- _OBJECTIVE_
The records below are made of lines; count those holding the word "platepar" and give the number only.

Records excerpted from a collection:
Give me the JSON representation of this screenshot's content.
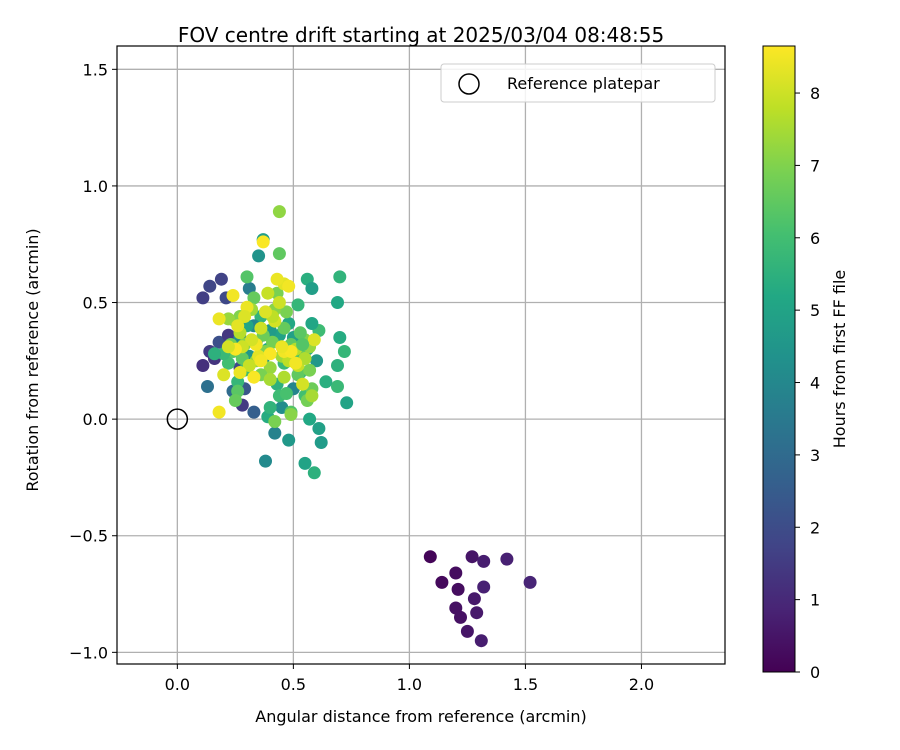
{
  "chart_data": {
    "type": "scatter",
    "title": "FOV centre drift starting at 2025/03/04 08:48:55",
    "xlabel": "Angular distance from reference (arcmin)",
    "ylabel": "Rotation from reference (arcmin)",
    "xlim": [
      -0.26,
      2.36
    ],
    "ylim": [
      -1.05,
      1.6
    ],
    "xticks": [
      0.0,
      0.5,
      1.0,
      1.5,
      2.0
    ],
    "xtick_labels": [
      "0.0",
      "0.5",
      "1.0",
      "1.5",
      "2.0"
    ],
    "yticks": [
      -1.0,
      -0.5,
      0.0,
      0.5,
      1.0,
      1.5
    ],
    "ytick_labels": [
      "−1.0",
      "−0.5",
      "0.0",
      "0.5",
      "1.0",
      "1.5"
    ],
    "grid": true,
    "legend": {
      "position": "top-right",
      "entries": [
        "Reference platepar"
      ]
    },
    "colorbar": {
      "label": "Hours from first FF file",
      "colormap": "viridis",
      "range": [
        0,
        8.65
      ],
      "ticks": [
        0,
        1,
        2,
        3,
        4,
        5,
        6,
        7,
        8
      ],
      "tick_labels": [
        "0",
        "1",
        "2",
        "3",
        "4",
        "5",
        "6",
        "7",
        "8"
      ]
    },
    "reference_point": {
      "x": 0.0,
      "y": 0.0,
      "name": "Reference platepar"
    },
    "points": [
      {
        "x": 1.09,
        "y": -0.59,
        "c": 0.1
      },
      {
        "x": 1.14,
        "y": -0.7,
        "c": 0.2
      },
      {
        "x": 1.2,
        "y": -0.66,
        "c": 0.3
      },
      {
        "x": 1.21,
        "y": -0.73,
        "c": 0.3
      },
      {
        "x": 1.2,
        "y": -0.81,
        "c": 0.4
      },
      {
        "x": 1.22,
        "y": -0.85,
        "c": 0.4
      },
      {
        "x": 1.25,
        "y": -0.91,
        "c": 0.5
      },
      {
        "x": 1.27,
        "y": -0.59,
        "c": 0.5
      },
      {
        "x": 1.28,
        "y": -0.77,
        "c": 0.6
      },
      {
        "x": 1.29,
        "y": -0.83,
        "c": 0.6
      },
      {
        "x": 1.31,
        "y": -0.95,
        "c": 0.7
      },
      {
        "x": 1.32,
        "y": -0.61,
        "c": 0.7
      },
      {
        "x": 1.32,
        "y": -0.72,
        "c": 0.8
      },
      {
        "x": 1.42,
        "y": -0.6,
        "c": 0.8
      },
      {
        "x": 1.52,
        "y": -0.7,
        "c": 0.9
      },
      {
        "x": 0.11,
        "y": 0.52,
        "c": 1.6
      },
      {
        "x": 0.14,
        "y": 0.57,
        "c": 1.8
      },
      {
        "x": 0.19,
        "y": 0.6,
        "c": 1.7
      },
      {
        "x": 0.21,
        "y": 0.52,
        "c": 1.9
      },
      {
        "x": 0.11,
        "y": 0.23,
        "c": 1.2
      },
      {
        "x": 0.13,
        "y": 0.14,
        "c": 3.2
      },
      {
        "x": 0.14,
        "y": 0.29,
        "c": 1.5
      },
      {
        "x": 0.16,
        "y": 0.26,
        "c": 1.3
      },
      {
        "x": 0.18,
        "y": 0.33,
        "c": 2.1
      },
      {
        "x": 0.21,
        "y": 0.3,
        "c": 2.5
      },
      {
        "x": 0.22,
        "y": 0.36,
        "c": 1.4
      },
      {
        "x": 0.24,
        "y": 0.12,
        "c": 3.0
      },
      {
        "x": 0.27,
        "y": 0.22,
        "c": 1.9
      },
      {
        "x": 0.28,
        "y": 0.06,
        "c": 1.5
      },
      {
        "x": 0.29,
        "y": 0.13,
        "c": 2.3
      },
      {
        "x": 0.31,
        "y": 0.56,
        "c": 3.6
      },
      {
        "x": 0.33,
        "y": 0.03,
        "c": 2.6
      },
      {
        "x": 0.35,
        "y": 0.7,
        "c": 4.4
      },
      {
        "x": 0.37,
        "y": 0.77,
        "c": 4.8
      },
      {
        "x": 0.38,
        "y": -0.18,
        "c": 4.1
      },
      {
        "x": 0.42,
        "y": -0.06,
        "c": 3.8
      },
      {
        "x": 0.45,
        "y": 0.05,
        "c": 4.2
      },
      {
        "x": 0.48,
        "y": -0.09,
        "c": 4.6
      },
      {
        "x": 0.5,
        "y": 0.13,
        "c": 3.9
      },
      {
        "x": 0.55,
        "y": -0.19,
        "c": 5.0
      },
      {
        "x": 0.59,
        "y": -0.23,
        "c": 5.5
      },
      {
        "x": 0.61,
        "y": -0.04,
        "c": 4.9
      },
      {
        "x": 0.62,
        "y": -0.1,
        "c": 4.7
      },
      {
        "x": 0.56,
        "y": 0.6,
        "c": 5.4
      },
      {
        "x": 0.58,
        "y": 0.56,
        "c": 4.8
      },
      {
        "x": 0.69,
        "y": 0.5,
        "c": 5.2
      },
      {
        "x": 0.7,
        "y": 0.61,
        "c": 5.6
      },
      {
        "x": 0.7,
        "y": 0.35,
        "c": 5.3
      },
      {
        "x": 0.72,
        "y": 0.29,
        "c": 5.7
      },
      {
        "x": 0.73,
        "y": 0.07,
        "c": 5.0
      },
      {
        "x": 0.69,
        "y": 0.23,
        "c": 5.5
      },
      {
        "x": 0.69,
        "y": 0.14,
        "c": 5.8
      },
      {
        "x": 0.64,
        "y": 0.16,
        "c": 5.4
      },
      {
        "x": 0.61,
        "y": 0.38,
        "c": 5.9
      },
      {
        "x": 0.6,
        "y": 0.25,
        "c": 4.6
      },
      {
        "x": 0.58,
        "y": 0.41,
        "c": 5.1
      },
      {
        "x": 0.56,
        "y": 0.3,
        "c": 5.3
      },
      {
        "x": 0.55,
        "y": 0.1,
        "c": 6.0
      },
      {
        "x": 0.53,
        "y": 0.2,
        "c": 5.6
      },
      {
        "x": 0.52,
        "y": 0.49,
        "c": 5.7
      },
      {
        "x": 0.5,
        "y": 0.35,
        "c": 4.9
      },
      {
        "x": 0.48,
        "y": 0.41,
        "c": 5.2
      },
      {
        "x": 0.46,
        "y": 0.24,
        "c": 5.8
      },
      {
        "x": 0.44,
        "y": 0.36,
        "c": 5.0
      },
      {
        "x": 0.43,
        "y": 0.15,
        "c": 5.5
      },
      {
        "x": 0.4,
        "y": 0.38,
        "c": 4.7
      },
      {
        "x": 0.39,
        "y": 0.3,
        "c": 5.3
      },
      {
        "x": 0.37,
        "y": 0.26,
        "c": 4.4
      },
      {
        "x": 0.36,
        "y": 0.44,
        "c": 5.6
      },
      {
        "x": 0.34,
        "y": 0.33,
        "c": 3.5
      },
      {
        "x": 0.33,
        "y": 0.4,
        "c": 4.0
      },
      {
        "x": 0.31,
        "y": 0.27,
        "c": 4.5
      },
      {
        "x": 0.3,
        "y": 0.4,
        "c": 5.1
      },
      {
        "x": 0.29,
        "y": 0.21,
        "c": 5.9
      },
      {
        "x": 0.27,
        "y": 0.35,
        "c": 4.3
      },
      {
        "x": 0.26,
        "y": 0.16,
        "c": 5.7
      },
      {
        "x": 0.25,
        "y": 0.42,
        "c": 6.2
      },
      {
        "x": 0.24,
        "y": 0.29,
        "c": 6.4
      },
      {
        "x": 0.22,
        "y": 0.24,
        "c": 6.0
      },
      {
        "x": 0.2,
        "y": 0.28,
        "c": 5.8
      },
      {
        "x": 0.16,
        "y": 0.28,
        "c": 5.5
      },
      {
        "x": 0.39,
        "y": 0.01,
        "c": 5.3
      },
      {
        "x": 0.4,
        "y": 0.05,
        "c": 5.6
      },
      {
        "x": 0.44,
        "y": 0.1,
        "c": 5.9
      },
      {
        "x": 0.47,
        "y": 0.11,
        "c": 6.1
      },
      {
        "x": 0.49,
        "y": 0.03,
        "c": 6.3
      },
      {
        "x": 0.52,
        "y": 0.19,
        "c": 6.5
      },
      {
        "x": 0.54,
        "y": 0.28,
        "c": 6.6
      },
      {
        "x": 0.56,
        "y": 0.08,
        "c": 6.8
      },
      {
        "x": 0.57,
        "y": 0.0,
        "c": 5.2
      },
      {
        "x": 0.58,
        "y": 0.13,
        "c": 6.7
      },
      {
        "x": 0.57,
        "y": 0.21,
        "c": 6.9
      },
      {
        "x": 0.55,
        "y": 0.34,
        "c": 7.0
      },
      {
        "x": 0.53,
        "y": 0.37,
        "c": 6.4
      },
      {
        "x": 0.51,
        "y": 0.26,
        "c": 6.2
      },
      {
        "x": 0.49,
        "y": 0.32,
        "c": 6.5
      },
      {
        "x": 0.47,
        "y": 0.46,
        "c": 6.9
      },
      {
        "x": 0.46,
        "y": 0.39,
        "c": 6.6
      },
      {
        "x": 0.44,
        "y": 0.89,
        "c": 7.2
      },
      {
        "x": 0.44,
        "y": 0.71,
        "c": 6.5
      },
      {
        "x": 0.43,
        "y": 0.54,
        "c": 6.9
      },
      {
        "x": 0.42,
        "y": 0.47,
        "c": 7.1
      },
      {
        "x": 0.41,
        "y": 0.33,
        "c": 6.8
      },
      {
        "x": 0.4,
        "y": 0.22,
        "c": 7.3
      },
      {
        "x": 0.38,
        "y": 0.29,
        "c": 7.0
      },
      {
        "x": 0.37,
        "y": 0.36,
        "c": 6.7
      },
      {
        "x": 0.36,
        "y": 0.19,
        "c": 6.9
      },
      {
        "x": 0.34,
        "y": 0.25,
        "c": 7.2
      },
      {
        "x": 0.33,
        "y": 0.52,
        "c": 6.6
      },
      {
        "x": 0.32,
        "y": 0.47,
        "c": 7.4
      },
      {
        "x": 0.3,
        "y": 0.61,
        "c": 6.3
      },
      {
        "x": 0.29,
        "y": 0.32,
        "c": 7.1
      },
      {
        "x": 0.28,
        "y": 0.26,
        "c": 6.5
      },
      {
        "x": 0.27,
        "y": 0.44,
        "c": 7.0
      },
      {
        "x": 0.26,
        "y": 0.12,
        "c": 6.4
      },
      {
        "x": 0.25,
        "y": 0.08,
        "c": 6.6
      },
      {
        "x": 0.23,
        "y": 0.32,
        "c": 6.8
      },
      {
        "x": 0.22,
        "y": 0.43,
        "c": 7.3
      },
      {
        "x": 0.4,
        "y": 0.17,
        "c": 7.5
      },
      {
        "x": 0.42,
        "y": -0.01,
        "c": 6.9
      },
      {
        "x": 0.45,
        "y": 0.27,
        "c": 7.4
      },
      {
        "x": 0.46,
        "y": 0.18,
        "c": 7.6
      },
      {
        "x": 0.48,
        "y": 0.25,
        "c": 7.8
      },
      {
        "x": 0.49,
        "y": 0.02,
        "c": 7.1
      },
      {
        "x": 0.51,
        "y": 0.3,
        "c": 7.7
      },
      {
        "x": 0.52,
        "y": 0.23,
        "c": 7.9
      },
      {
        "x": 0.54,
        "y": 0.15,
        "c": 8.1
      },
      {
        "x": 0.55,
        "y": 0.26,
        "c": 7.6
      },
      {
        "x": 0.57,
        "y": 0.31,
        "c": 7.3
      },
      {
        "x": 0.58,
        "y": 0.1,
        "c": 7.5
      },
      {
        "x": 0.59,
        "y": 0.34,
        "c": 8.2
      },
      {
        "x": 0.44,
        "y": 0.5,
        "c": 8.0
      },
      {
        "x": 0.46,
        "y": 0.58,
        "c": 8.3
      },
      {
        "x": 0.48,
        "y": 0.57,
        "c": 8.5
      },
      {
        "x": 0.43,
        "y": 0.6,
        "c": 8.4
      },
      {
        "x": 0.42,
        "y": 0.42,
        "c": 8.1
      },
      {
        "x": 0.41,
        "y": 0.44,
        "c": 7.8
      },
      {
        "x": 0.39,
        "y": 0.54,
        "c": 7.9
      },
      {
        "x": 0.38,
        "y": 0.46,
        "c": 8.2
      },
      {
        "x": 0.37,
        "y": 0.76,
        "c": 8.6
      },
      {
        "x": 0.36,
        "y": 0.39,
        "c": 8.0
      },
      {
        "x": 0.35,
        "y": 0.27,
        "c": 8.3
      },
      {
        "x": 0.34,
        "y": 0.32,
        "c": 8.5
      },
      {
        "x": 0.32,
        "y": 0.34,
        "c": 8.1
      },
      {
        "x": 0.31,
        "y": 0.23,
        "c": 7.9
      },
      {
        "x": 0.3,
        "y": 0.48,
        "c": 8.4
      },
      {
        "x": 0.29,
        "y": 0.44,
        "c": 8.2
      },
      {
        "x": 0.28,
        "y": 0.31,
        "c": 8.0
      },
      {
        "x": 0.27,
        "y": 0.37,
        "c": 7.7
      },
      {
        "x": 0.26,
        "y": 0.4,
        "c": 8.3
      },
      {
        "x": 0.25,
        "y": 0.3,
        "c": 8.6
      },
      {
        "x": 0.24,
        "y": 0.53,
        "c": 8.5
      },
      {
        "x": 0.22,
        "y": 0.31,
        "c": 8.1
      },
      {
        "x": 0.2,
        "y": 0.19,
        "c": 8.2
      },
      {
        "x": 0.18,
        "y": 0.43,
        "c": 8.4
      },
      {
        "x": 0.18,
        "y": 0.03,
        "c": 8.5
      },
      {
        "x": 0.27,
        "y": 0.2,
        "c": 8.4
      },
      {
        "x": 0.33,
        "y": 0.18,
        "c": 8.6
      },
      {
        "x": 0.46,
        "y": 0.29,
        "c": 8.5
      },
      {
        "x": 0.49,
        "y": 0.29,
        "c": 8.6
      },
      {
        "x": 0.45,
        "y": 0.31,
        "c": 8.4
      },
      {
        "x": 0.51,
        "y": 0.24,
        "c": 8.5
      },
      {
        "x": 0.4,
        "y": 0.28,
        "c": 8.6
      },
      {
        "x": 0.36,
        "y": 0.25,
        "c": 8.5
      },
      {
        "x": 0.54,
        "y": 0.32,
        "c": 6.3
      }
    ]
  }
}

...

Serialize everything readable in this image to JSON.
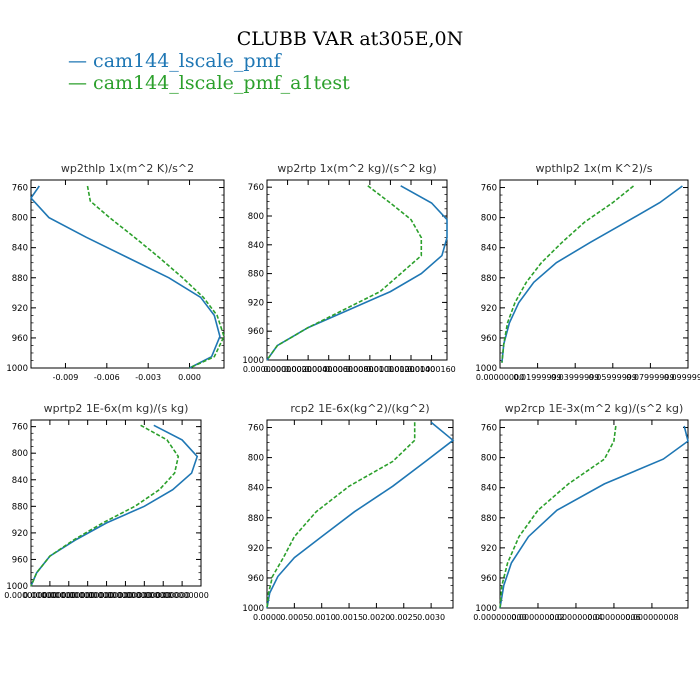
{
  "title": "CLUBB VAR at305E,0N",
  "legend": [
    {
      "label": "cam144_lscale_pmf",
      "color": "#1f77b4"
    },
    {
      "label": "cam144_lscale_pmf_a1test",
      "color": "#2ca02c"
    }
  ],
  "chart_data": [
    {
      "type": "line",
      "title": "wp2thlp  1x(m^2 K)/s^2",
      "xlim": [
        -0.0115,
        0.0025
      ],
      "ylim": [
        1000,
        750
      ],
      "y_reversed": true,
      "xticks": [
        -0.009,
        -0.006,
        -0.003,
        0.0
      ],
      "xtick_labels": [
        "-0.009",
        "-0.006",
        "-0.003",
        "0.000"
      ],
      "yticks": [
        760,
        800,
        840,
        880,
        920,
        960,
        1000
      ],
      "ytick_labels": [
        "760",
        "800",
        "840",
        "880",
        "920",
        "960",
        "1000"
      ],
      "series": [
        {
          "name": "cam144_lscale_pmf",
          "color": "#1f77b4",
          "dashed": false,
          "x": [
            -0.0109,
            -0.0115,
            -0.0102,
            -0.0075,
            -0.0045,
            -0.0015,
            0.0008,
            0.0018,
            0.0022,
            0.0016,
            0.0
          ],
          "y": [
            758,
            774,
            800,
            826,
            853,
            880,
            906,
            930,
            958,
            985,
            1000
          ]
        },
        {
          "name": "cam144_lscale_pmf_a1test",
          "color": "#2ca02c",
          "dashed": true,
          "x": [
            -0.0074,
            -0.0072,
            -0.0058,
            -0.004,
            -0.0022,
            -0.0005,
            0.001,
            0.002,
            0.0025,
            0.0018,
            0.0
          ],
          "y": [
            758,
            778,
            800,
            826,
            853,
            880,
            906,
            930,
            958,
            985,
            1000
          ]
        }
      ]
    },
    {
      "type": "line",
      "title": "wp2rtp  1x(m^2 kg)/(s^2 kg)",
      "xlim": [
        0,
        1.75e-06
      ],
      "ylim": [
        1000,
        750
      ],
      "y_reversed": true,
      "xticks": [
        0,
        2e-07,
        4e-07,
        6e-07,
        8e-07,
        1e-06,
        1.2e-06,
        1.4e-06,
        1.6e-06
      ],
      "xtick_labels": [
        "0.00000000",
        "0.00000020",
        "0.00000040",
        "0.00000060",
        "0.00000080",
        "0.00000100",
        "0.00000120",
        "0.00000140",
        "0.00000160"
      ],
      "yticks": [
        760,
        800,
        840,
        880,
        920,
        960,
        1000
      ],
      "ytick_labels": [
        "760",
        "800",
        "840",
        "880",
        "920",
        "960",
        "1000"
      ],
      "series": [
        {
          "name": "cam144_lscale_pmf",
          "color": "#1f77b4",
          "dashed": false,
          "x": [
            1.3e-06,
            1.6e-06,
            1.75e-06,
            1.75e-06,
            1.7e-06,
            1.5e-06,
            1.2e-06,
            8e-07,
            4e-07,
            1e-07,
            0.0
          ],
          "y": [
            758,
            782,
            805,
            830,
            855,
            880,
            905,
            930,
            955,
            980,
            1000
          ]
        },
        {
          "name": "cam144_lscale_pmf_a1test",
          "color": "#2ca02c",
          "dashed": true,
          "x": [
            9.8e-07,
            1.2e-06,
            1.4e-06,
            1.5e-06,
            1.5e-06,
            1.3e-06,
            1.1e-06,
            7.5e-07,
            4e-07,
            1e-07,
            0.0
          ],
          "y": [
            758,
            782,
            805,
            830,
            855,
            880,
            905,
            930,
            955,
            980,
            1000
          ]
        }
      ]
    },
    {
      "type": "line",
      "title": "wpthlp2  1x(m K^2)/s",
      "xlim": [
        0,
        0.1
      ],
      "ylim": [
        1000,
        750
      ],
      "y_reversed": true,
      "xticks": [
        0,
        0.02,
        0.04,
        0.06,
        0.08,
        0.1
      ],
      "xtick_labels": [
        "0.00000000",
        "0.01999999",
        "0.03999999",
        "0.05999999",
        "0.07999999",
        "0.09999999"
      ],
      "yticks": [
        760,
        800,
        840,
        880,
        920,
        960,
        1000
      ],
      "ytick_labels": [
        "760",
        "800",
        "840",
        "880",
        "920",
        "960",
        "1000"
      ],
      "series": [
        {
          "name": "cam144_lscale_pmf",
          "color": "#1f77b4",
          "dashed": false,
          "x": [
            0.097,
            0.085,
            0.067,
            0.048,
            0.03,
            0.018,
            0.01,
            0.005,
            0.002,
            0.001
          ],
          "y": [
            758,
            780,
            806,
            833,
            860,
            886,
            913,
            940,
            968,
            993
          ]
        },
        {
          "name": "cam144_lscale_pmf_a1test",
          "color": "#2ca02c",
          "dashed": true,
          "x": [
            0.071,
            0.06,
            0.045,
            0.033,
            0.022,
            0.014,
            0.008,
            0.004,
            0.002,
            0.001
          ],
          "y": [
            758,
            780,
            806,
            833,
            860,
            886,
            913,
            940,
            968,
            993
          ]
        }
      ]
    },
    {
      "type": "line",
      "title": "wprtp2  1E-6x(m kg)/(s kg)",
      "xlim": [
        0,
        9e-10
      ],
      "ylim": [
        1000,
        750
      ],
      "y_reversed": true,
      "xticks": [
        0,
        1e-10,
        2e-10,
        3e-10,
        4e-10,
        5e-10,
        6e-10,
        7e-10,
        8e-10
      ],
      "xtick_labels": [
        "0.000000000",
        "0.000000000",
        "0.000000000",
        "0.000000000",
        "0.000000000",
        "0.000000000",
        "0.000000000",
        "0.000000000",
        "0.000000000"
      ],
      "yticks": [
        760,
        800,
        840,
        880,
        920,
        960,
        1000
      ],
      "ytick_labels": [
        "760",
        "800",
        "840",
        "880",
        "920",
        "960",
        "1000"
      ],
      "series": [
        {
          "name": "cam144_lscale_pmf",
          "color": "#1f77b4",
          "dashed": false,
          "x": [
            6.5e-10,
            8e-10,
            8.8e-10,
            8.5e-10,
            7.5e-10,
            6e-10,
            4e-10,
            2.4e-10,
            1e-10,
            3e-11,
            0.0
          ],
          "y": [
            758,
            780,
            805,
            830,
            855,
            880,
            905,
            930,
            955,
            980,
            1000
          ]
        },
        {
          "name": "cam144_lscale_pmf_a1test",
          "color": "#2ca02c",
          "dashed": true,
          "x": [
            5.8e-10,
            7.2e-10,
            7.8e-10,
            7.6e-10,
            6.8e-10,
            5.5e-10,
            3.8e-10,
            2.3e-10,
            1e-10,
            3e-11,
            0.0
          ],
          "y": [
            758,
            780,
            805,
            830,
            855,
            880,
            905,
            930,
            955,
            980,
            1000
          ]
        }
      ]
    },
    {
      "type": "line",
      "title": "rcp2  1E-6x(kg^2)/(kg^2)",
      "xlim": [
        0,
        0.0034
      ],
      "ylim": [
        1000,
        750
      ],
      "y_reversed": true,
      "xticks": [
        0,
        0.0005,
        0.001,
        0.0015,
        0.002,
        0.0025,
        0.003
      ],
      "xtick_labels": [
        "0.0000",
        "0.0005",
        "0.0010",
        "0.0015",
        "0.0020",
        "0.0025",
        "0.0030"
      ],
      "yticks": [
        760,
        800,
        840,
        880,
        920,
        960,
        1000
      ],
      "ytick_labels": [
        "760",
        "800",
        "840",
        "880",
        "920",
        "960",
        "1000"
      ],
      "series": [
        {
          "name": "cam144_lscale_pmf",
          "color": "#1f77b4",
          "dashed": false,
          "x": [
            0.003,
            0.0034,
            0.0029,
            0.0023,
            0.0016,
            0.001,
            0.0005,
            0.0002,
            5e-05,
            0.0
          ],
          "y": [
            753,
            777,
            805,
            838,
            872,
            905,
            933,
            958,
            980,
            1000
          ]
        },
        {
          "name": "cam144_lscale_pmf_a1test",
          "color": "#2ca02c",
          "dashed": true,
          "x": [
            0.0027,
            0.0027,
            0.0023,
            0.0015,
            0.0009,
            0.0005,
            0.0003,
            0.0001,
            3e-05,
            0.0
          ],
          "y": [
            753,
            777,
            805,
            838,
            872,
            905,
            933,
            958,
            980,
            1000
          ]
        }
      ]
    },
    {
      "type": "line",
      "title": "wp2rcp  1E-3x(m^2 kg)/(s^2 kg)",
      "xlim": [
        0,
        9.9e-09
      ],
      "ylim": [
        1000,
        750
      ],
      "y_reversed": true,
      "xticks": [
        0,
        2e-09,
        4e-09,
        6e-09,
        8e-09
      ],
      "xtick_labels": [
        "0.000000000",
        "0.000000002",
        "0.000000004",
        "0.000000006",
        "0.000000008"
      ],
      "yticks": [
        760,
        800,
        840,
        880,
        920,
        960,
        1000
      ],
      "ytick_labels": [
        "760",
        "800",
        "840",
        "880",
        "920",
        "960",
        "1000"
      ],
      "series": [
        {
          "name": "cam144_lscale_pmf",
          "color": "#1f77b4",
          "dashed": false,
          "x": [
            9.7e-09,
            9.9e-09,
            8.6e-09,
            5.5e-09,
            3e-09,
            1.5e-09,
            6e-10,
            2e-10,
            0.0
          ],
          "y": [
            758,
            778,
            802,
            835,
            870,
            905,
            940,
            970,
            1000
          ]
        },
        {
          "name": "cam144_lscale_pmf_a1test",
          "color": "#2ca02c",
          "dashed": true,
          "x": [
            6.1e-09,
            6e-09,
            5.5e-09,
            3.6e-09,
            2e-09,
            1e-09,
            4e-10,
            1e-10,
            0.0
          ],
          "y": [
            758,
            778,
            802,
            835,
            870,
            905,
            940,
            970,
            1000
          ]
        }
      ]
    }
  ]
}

- _WRITTEN SOLUTION_
2